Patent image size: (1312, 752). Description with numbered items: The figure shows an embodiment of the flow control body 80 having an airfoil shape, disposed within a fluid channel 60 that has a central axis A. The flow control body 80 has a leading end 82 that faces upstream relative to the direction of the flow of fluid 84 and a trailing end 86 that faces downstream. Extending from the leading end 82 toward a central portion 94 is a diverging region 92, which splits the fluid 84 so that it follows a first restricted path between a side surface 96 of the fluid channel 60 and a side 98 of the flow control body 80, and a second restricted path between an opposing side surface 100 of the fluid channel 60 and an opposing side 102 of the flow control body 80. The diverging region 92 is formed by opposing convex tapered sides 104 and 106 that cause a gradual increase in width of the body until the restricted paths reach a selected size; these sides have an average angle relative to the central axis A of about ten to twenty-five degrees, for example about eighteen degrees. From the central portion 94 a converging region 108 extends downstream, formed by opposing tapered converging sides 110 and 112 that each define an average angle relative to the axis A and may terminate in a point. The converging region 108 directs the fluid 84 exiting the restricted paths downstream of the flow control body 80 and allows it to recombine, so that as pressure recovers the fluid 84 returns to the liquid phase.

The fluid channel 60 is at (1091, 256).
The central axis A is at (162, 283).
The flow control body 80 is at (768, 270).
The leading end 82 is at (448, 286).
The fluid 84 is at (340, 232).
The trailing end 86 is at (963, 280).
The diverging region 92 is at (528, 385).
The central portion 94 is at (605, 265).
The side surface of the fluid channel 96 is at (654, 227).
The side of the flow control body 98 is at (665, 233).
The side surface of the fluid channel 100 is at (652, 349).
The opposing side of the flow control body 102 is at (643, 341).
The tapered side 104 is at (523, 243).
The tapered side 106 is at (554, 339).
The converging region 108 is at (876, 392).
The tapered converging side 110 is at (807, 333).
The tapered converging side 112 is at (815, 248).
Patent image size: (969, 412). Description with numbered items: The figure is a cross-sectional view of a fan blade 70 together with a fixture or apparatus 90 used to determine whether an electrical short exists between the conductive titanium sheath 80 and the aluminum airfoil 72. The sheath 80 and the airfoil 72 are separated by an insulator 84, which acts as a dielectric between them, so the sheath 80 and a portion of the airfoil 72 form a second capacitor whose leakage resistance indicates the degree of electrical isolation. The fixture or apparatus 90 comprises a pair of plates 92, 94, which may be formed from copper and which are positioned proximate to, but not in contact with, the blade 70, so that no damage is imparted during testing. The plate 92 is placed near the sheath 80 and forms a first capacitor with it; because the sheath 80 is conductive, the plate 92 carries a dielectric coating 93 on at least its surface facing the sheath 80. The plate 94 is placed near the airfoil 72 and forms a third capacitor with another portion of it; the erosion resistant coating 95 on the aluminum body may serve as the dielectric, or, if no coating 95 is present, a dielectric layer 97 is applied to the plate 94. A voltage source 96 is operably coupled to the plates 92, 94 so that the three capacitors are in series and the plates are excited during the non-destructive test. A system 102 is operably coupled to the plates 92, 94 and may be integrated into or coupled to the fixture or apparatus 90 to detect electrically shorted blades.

# Instructions to follow
Can you format every line of the entries above as a Markdown table with the columns Row and Line, numbering each row and skipping any blank lines?

# Exercise result
| Row | Line |
|---|---|
| 1 | Patent image size: (1312, 752). Description with numbered items: The figure shows an embodiment of the flow control body 80 having an airfoil shape, disposed within a fluid channel 60 that has a central axis A. The flow control body 80 has a leading end 82 that faces upstream relative to the direction of the flow of fluid 84 and a trailing end 86 that faces downstream. Extending from the leading end 82 toward a central portion 94 is a diverging region 92, which splits the fluid 84 so that it follows a first restricted path between a side surface 96 of the fluid channel 60 and a side 98 of the flow control body 80, and a second restricted path between an opposing side surface 100 of the fluid channel 60 and an opposing side 102 of the flow control body 80. The diverging region 92 is formed by opposing convex tapered sides 104 and 106 that cause a gradual increase in width of the body until the restricted paths reach a selected size; these sides have an average angle relative to the central axis A of about ten to twenty-five degrees, for example about eighteen degrees. From the central portion 94 a converging region 108 extends downstream, formed by opposing tapered converging sides 110 and 112 that each define an average angle relative to the axis A and may terminate in a point. The converging region 108 directs the fluid 84 exiting the restricted paths downstream of the flow control body 80 and allows it to recombine, so that as pressure recovers the fluid 84 returns to the liquid phase. |
| 2 | The fluid channel 60 is at (1091, 256). |
| 3 | The central axis A is at (162, 283). |
| 4 | The flow control body 80 is at (768, 270). |
| 5 | The leading end 82 is at (448, 286). |
| 6 | The fluid 84 is at (340, 232). |
| 7 | The trailing end 86 is at (963, 280). |
| 8 | The diverging region 92 is at (528, 385). |
| 9 | The central portion 94 is at (605, 265). |
| 10 | The side surface of the fluid channel 96 is at (654, 227). |
| 11 | The side of the flow control body 98 is at (665, 233). |
| 12 | The side surface of the fluid channel 100 is at (652, 349). |
| 13 | The opposing side of the flow control body 102 is at (643, 341). |
| 14 | The tapered side 104 is at (523, 243). |
| 15 | The tapered side 106 is at (554, 339). |
| 16 | The converging region 108 is at (876, 392). |
| 17 | The tapered converging side 110 is at (807, 333). |
| 18 | The tapered converging side 112 is at (815, 248). |
| 19 | Patent image size: (969, 412). Description with numbered items: The figure is a cross-sectional view of a fan blade 70 together with a fixture or apparatus 90 used to determine whether an electrical short exists between the conductive titanium sheath 80 and the aluminum airfoil 72. The sheath 80 and the airfoil 72 are separated by an insulator 84, which acts as a dielectric between them, so the sheath 80 and a portion of the airfoil 72 form a second capacitor whose leakage resistance indicates the degree of electrical isolation. The fixture or apparatus 90 comprises a pair of plates 92, 94, which may be formed from copper and which are positioned proximate to, but not in contact with, the blade 70, so that no damage is imparted during testing. The plate 92 is placed near the sheath 80 and forms a first capacitor with it; because the sheath 80 is conductive, the plate 92 carries a dielectric coating 93 on at least its surface facing the sheath 80. The plate 94 is placed near the airfoil 72 and forms a third capacitor with another portion of it; the erosion resistant coating 95 on the aluminum body may serve as the dielectric, or, if no coating 95 is present, a dielectric layer 97 is applied to the plate 94. A voltage source 96 is operably coupled to the plates 92, 94 so that the three capacitors are in series and the plates are excited during the non-destructive test. A system 102 is operably coupled to the plates 92, 94 and may be integrated into or coupled to the fixture or apparatus 90 to detect electrically shorted blades. |